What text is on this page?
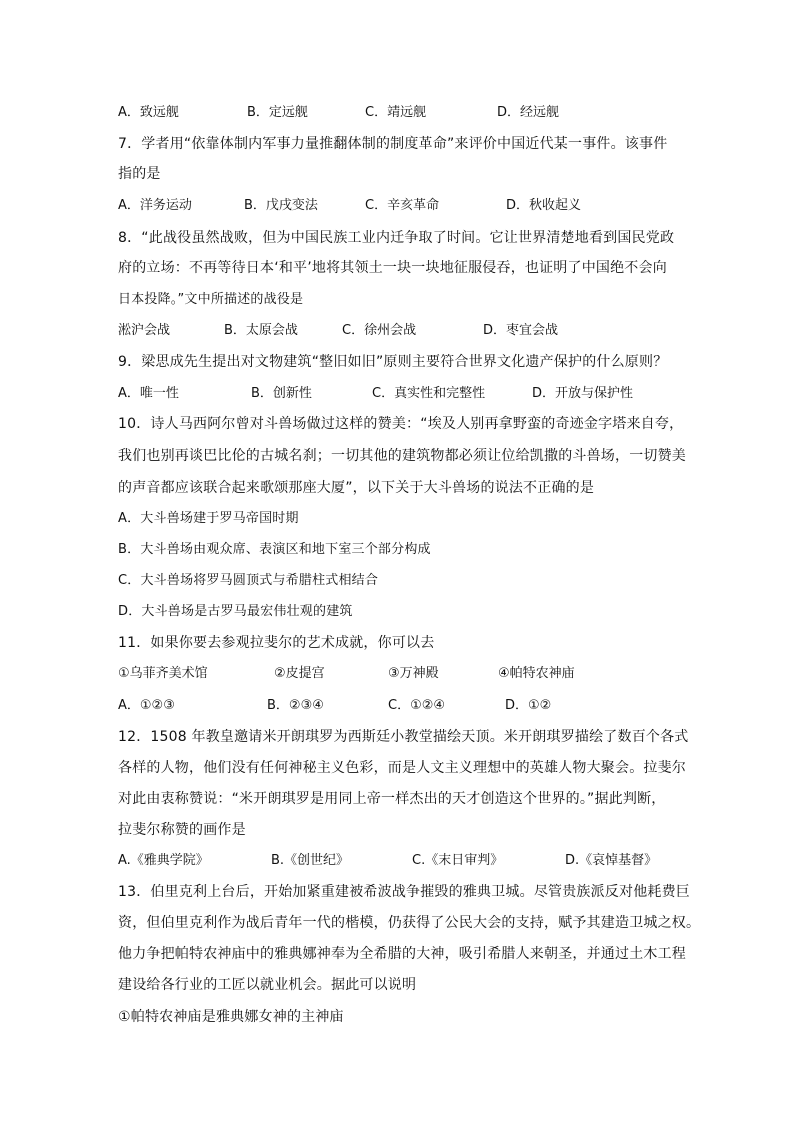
A．致远舰	B．定远舰	C．靖远舰	D．经远舰
7．学者用“依靠体制内军事力量推翻体制的制度革命”来评价中国近代某一事件。该事件
指的是
A．洋务运动	B．戊戌变法	C．辛亥革命	D．秋收起义
8．“此战役虽然战败，但为中国民族工业内迁争取了时间。它让世界清楚地看到国民党政
府的立场：不再等待日本‘和平’地将其领土一块一块地征服侵吞，也证明了中国绝不会向
日本投降。”文中所描述的战役是
淞沪会战	B．太原会战	C．徐州会战	D．枣宜会战
9．梁思成先生提出对文物建筑“整旧如旧”原则主要符合世界文化遗产保护的什么原则？
A．唯一性	B．创新性	C．真实性和完整性	D．开放与保护性
10．诗人马西阿尔曾对斗兽场做过这样的赞美：“埃及人别再拿野蛮的奇迹金字塔来自夸，
我们也别再谈巴比伦的古城名刹；一切其他的建筑物都必须让位给凯撒的斗兽场，一切赞美
的声音都应该联合起来歌颂那座大厦”，以下关于大斗兽场的说法不正确的是
A．大斗兽场建于罗马帝国时期
B．大斗兽场由观众席、表演区和地下室三个部分构成
C．大斗兽场将罗马圆顶式与希腊柱式相结合
D．大斗兽场是古罗马最宏伟壮观的建筑
11．如果你要去参观拉斐尔的艺术成就，你可以去
①乌菲齐美术馆	②皮提宫	③万神殿	④帕特农神庙
A．①②③	B．②③④	C．①②④	D．①②
12．1508 年教皇邀请米开朗琪罗为西斯廷小教堂描绘天顶。米开朗琪罗描绘了数百个各式
各样的人物，他们没有任何神秘主义色彩，而是人文主义理想中的英雄人物大聚会。拉斐尔
对此由衷称赞说：“米开朗琪罗是用同上帝一样杰出的天才创造这个世界的。”据此判断，
拉斐尔称赞的画作是
A.《雅典学院》	B.《创世纪》	C.《末日审判》	D.《哀悼基督》
13．伯里克利上台后，开始加紧重建被希波战争摧毁的雅典卫城。尽管贵族派反对他耗费巨
资，但伯里克利作为战后青年一代的楷模，仍获得了公民大会的支持，赋予其建造卫城之权。
他力争把帕特农神庙中的雅典娜神奉为全希腊的大神，吸引希腊人来朝圣，并通过土木工程
建设给各行业的工匠以就业机会。据此可以说明
①帕特农神庙是雅典娜女神的主神庙
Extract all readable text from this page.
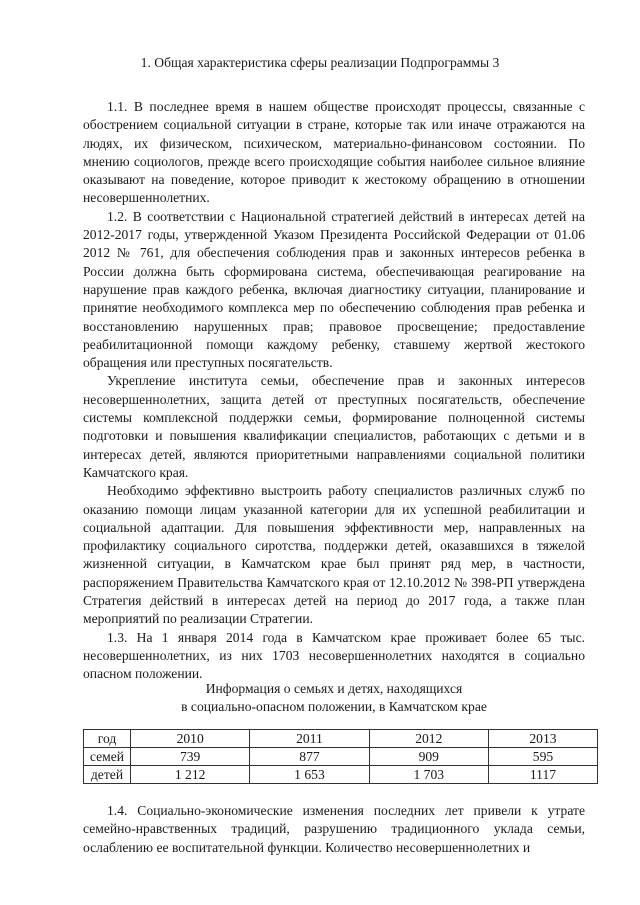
1. Общая характеристика сферы реализации Подпрограммы 3

1.1. В последнее время в нашем обществе происходят процессы, связанные с обострением социальной ситуации в стране, которые так или иначе отражаются на людях, их физическом, психическом, материально-финансовом состоянии. По мнению социологов, прежде всего происходящие события наиболее сильное влияние оказывают на поведение, которое приводит к жестокому обращению в отношении несовершеннолетних.

1.2. В соответствии с Национальной стратегией действий в интересах детей на 2012-2017 годы, утвержденной Указом Президента Российской Федерации от 01.06 2012 № 761, для обеспечения соблюдения прав и законных интересов ребенка в России должна быть сформирована система, обеспечивающая реагирование на нарушение прав каждого ребенка, включая диагностику ситуации, планирование и принятие необходимого комплекса мер по обеспечению соблюдения прав ребенка и восстановлению нарушенных прав; правовое просвещение; предоставление реабилитационной помощи каждому ребенку, ставшему жертвой жестокого обращения или преступных посягательств.

Укрепление института семьи, обеспечение прав и законных интересов несовершеннолетних, защита детей от преступных посягательств, обеспечение системы комплексной поддержки семьи, формирование полноценной системы подготовки и повышения квалификации специалистов, работающих с детьми и в интересах детей, являются приоритетными направлениями социальной политики Камчатского края.

Необходимо эффективно выстроить работу специалистов различных служб по оказанию помощи лицам указанной категории для их успешной реабилитации и социальной адаптации. Для повышения эффективности мер, направленных на профилактику социального сиротства, поддержки детей, оказавшихся в тяжелой жизненной ситуации, в Камчатском крае был принят ряд мер, в частности, распоряжением Правительства Камчатского края от 12.10.2012 № 398-РП утверждена Стратегия действий в интересах детей на период до 2017 года, а также план мероприятий по реализации Стратегии.

1.3. На 1 января 2014 года в Камчатском крае проживает более 65 тыс. несовершеннолетних, из них 1703 несовершеннолетних находятся в социально опасном положении.

Информация о семьях и детях, находящихся
в социально-опасном положении, в Камчатском крае
год	2010	2011	2012	2013
семей	739	877	909	595
детей	1 212	1 653	1 703	1117

1.4. Социально-экономические изменения последних лет привели к утрате семейно-нравственных традиций, разрушению традиционного уклада семьи, ослаблению ее воспитательной функции. Количество несовершеннолетних и
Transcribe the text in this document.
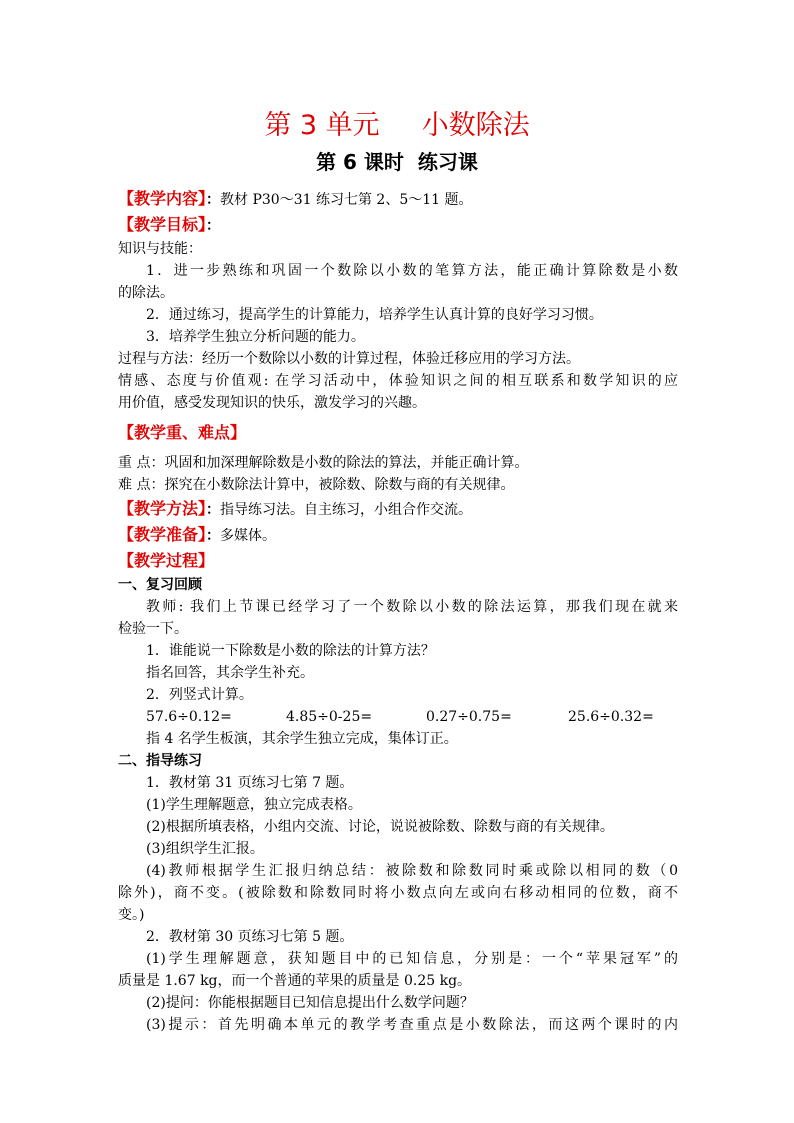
第 3 单元 小数除法
第 6 课时 练习课
【教学内容】：教材 P30～31 练习七第 2、5～11 题。
【教学目标】：
知识与技能：
1．进一步熟练和巩固一个数除以小数的笔算方法，能正确计算除数是小数
的除法。
2．通过练习，提高学生的计算能力，培养学生认真计算的良好学习习惯。
3．培养学生独立分析问题的能力。
过程与方法：经历一个数除以小数的计算过程，体验迁移应用的学习方法。
情感、态度与价值观: 在学习活动中，体验知识之间的相互联系和数学知识的应
用价值，感受发现知识的快乐，激发学习的兴趣。
【教学重、难点】
重 点：巩固和加深理解除数是小数的除法的算法，并能正确计算。
难 点：探究在小数除法计算中，被除数、除数与商的有关规律。
【教学方法】：指导练习法。自主练习，小组合作交流。
【教学准备】：多媒体。
【教学过程】
一、复习回顾
教师: 我们上节课已经学习了一个数除以小数的除法运算，那我们现在就来
检验一下。
1．谁能说一下除数是小数的除法的计算方法？
指名回答，其余学生补充。
2．列竖式计算。
57.6÷0.12=	4.85÷0-25=	0.27÷0.75=	25.6÷0.32=
指 4 名学生板演，其余学生独立完成，集体订正。
二、指导练习
1．教材第 31 页练习七第 7 题。
(1)学生理解题意，独立完成表格。
(2)根据所填表格，小组内交流、讨论，说说被除数、除数与商的有关规律。
(3)组织学生汇报。
(4)教师根据学生汇报归纳总结：被除数和除数同时乘或除以相同的数（0
除外)，商不变。(被除数和除数同时将小数点向左或向右移动相同的位数，商不
变。)
2．教材第 30 页练习七第 5 题。
(1)学生理解题意，获知题目中的已知信息，分别是：一个“苹果冠军”的
质量是 1.67 kg，而一个普通的苹果的质量是 0.25 kg。
(2)提问：你能根据题目已知信息提出什么数学问题？
(3)提示：首先明确本单元的教学考查重点是小数除法，而这两个课时的内
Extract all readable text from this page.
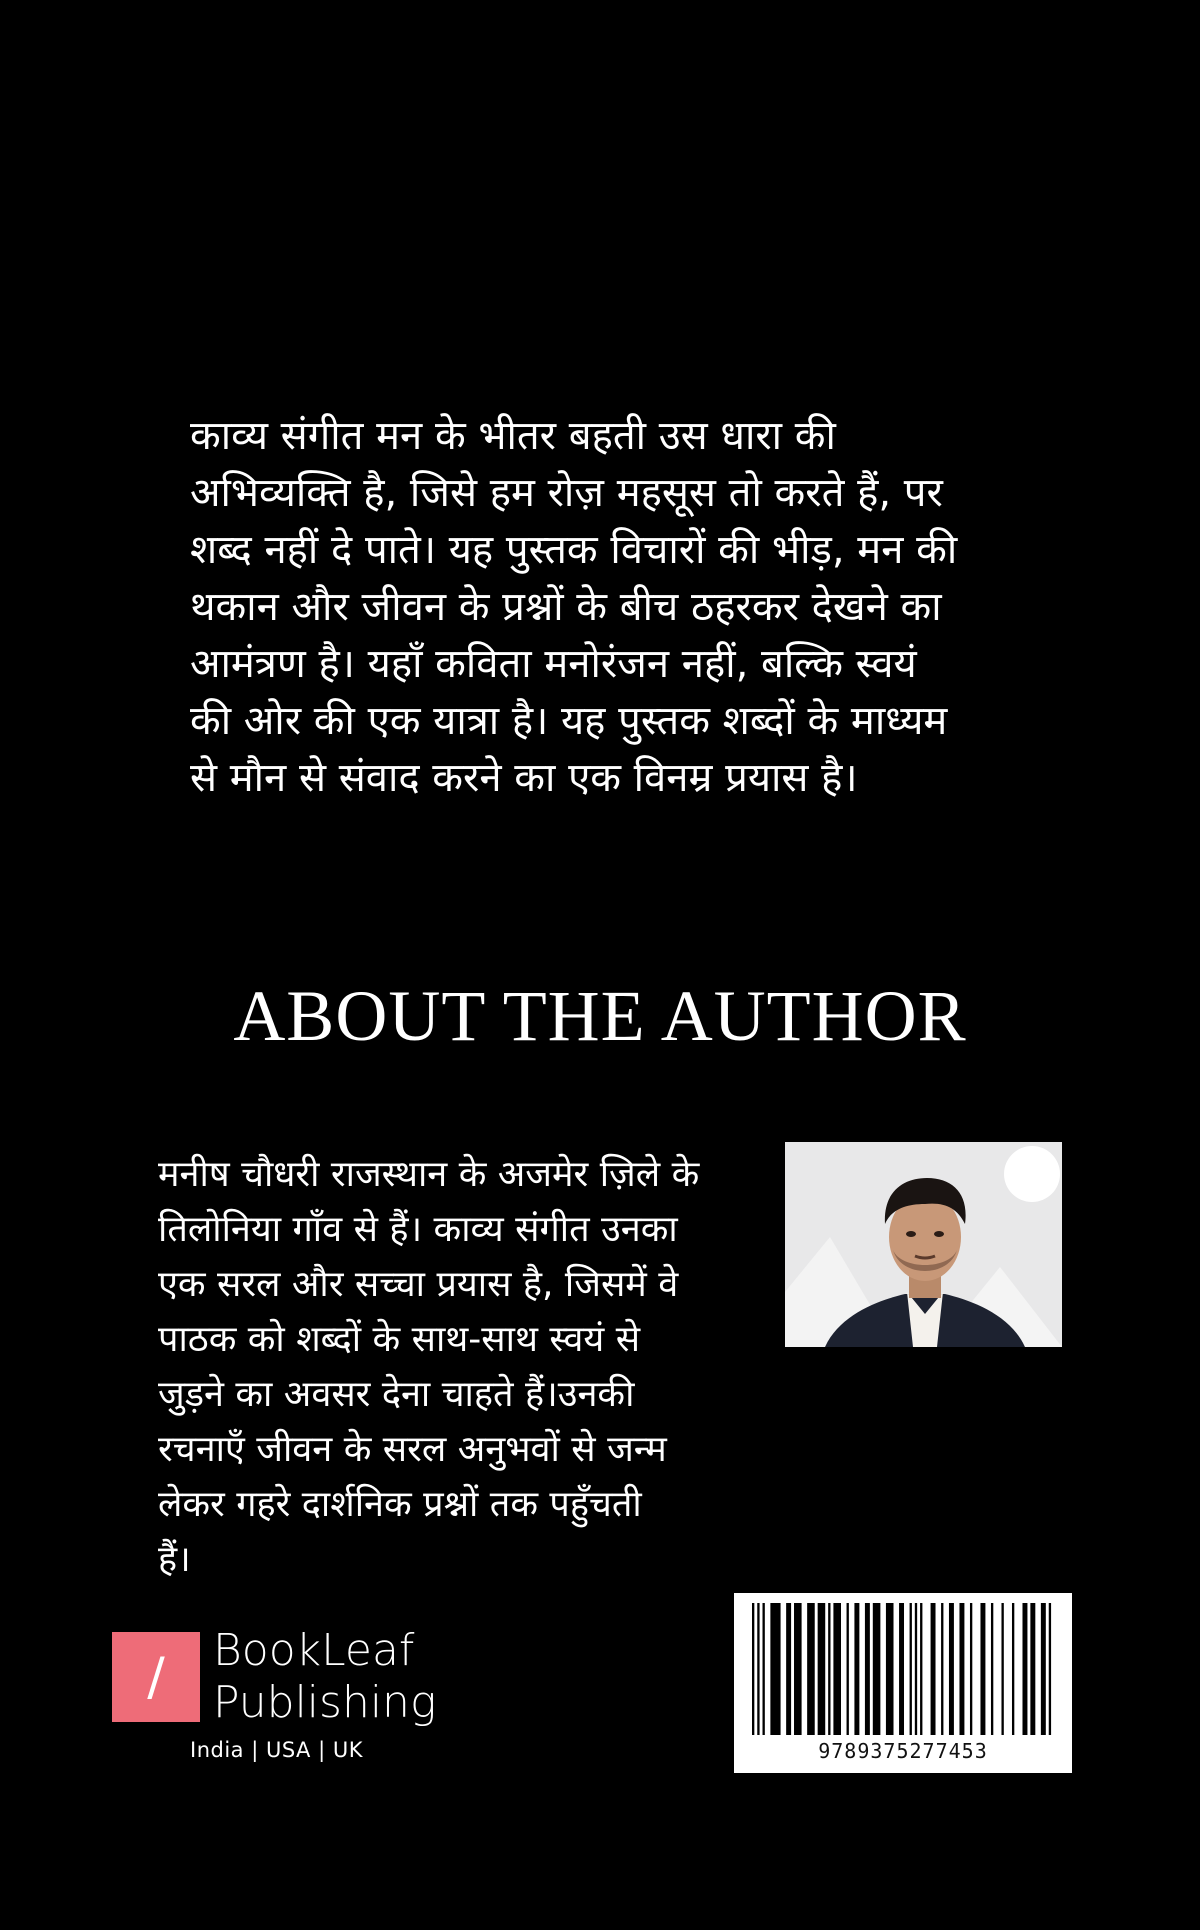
काव्य संगीत मन के भीतर बहती उस धारा की
अभिव्यक्ति है, जिसे हम रोज़ महसूस तो करते हैं, पर
शब्द नहीं दे पाते। यह पुस्तक विचारों की भीड़, मन की
थकान और जीवन के प्रश्नों के बीच ठहरकर देखने का
आमंत्रण है। यहाँ कविता मनोरंजन नहीं, बल्कि स्वयं
की ओर की एक यात्रा है। यह पुस्तक शब्दों के माध्यम
से मौन से संवाद करने का एक विनम्र प्रयास है।
ABOUT THE AUTHOR
मनीष चौधरी राजस्थान के अजमेर ज़िले के
तिलोनिया गाँव से हैं। काव्य संगीत उनका
एक सरल और सच्चा प्रयास है, जिसमें वे
पाठक को शब्दों के साथ-साथ स्वयं से
जुड़ने का अवसर देना चाहते हैं।उनकी
रचनाएँ जीवन के सरल अनुभवों से जन्म
लेकर गहरे दार्शनिक प्रश्नों तक पहुँचती
हैं।
/	BookLeaf
Publishing
India | USA | UK	9789375277453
————————
→ **Requirement**
The data above needs to be retyped exactly, with the images left out.

→ **Answer for this exercise**
What text is on this page?
A．致远舰	B．定远舰	C．靖远舰	D．经远舰
7．学者用“依靠体制内军事力量推翻体制的制度革命”来评价中国近代某一事件。该事件
指的是
A．洋务运动	B．戊戌变法	C．辛亥革命	D．秋收起义
8．“此战役虽然战败，但为中国民族工业内迁争取了时间。它让世界清楚地看到国民党政
府的立场：不再等待日本‘和平’地将其领土一块一块地征服侵吞，也证明了中国绝不会向
日本投降。”文中所描述的战役是
淞沪会战	B．太原会战	C．徐州会战	D．枣宜会战
9．梁思成先生提出对文物建筑“整旧如旧”原则主要符合世界文化遗产保护的什么原则？
A．唯一性	B．创新性	C．真实性和完整性	D．开放与保护性
10．诗人马西阿尔曾对斗兽场做过这样的赞美：“埃及人别再拿野蛮的奇迹金字塔来自夸，
我们也别再谈巴比伦的古城名刹；一切其他的建筑物都必须让位给凯撒的斗兽场，一切赞美
的声音都应该联合起来歌颂那座大厦”，以下关于大斗兽场的说法不正确的是
A．大斗兽场建于罗马帝国时期
B．大斗兽场由观众席、表演区和地下室三个部分构成
C．大斗兽场将罗马圆顶式与希腊柱式相结合
D．大斗兽场是古罗马最宏伟壮观的建筑
11．如果你要去参观拉斐尔的艺术成就，你可以去
①乌菲齐美术馆	②皮提宫	③万神殿	④帕特农神庙
A．①②③	B．②③④	C．①②④	D．①②
12．1508 年教皇邀请米开朗琪罗为西斯廷小教堂描绘天顶。米开朗琪罗描绘了数百个各式
各样的人物，他们没有任何神秘主义色彩，而是人文主义理想中的英雄人物大聚会。拉斐尔
对此由衷称赞说：“米开朗琪罗是用同上帝一样杰出的天才创造这个世界的。”据此判断，
拉斐尔称赞的画作是
A.《雅典学院》	B.《创世纪》	C.《末日审判》	D.《哀悼基督》
13．伯里克利上台后，开始加紧重建被希波战争摧毁的雅典卫城。尽管贵族派反对他耗费巨
资，但伯里克利作为战后青年一代的楷模，仍获得了公民大会的支持，赋予其建造卫城之权。
他力争把帕特农神庙中的雅典娜神奉为全希腊的大神，吸引希腊人来朝圣，并通过土木工程
建设给各行业的工匠以就业机会。据此可以说明
①帕特农神庙是雅典娜女神的主神庙
Extract all readable text from this page.
1. Общая характеристика сферы реализации Подпрограммы 3

1.1. В последнее время в нашем обществе происходят процессы, связанные с обострением социальной ситуации в стране, которые так или иначе отражаются на людях, их физическом, психическом, материально-финансовом состоянии. По мнению социологов, прежде всего происходящие события наиболее сильное влияние оказывают на поведение, которое приводит к жестокому обращению в отношении несовершеннолетних.

1.2. В соответствии с Национальной стратегией действий в интересах детей на 2012-2017 годы, утвержденной Указом Президента Российской Федерации от 01.06 2012 № 761, для обеспечения соблюдения прав и законных интересов ребенка в России должна быть сформирована система, обеспечивающая реагирование на нарушение прав каждого ребенка, включая диагностику ситуации, планирование и принятие необходимого комплекса мер по обеспечению соблюдения прав ребенка и восстановлению нарушенных прав; правовое просвещение; предоставление реабилитационной помощи каждому ребенку, ставшему жертвой жестокого обращения или преступных посягательств.

Укрепление института семьи, обеспечение прав и законных интересов несовершеннолетних, защита детей от преступных посягательств, обеспечение системы комплексной поддержки семьи, формирование полноценной системы подготовки и повышения квалификации специалистов, работающих с детьми и в интересах детей, являются приоритетными направлениями социальной политики Камчатского края.

Необходимо эффективно выстроить работу специалистов различных служб по оказанию помощи лицам указанной категории для их успешной реабилитации и социальной адаптации. Для повышения эффективности мер, направленных на профилактику социального сиротства, поддержки детей, оказавшихся в тяжелой жизненной ситуации, в Камчатском крае был принят ряд мер, в частности, распоряжением Правительства Камчатского края от 12.10.2012 № 398-РП утверждена Стратегия действий в интересах детей на период до 2017 года, а также план мероприятий по реализации Стратегии.

1.3. На 1 января 2014 года в Камчатском крае проживает более 65 тыс. несовершеннолетних, из них 1703 несовершеннолетних находятся в социально опасном положении.

Информация о семьях и детях, находящихся
в социально-опасном положении, в Камчатском крае
год	2010	2011	2012	2013
семей	739	877	909	595
детей	1 212	1 653	1 703	1117

1.4. Социально-экономические изменения последних лет привели к утрате семейно-нравственных традиций, разрушению традиционного уклада семьи, ослаблению ее воспитательной функции. Количество несовершеннолетних и
Transcribe the text in this document.
第 3 单元 小数除法
第 6 课时 练习课
【教学内容】：教材 P30～31 练习七第 2、5～11 题。
【教学目标】：
知识与技能：
1．进一步熟练和巩固一个数除以小数的笔算方法，能正确计算除数是小数
的除法。
2．通过练习，提高学生的计算能力，培养学生认真计算的良好学习习惯。
3．培养学生独立分析问题的能力。
过程与方法：经历一个数除以小数的计算过程，体验迁移应用的学习方法。
情感、态度与价值观: 在学习活动中，体验知识之间的相互联系和数学知识的应
用价值，感受发现知识的快乐，激发学习的兴趣。
【教学重、难点】
重 点：巩固和加深理解除数是小数的除法的算法，并能正确计算。
难 点：探究在小数除法计算中，被除数、除数与商的有关规律。
【教学方法】：指导练习法。自主练习，小组合作交流。
【教学准备】：多媒体。
【教学过程】
一、复习回顾
教师: 我们上节课已经学习了一个数除以小数的除法运算，那我们现在就来
检验一下。
1．谁能说一下除数是小数的除法的计算方法？
指名回答，其余学生补充。
2．列竖式计算。
57.6÷0.12=	4.85÷0-25=	0.27÷0.75=	25.6÷0.32=
指 4 名学生板演，其余学生独立完成，集体订正。
二、指导练习
1．教材第 31 页练习七第 7 题。
(1)学生理解题意，独立完成表格。
(2)根据所填表格，小组内交流、讨论，说说被除数、除数与商的有关规律。
(3)组织学生汇报。
(4)教师根据学生汇报归纳总结：被除数和除数同时乘或除以相同的数（0
除外)，商不变。(被除数和除数同时将小数点向左或向右移动相同的位数，商不
变。)
2．教材第 30 页练习七第 5 题。
(1)学生理解题意，获知题目中的已知信息，分别是：一个“苹果冠军”的
质量是 1.67 kg，而一个普通的苹果的质量是 0.25 kg。
(2)提问：你能根据题目已知信息提出什么数学问题？
(3)提示：首先明确本单元的教学考查重点是小数除法，而这两个课时的内
Extract all readable text from this page.
काव्य संगीत मन के भीतर बहती उस धारा की
अभिव्यक्ति है, जिसे हम रोज़ महसूस तो करते हैं, पर
शब्द नहीं दे पाते। यह पुस्तक विचारों की भीड़, मन की
थकान और जीवन के प्रश्नों के बीच ठहरकर देखने का
आमंत्रण है। यहाँ कविता मनोरंजन नहीं, बल्कि स्वयं
की ओर की एक यात्रा है। यह पुस्तक शब्दों के माध्यम
से मौन से संवाद करने का एक विनम्र प्रयास है।
ABOUT THE AUTHOR
मनीष चौधरी राजस्थान के अजमेर ज़िले के
तिलोनिया गाँव से हैं। काव्य संगीत उनका
एक सरल और सच्चा प्रयास है, जिसमें वे
पाठक को शब्दों के साथ-साथ स्वयं से
जुड़ने का अवसर देना चाहते हैं।उनकी
रचनाएँ जीवन के सरल अनुभवों से जन्म
लेकर गहरे दार्शनिक प्रश्नों तक पहुँचती
हैं।
/	BookLeaf
Publishing
India | USA | UK	9789375277453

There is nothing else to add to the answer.